__Exercise details__
From the listing below, count the lines where the string "United" occurs. Give the number, with no other words.

__Recorded information__
— START —

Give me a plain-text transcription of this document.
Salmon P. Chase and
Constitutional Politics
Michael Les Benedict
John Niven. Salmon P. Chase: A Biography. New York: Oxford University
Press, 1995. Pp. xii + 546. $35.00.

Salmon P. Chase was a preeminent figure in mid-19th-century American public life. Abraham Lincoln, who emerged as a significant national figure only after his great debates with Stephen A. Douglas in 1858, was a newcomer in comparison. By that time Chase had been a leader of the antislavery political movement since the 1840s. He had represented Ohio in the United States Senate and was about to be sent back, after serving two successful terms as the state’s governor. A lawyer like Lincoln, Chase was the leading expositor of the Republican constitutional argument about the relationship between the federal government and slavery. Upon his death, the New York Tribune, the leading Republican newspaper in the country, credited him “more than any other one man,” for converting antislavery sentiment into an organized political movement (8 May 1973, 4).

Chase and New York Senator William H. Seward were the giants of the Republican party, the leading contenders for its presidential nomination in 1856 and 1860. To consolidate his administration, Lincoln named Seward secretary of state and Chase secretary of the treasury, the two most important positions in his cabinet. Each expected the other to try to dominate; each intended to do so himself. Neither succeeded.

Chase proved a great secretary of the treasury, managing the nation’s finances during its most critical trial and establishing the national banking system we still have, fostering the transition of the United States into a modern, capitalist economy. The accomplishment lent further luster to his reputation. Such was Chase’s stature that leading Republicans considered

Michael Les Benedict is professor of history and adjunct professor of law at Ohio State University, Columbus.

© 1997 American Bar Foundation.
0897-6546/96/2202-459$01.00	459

— END —

__Answer for the task__
2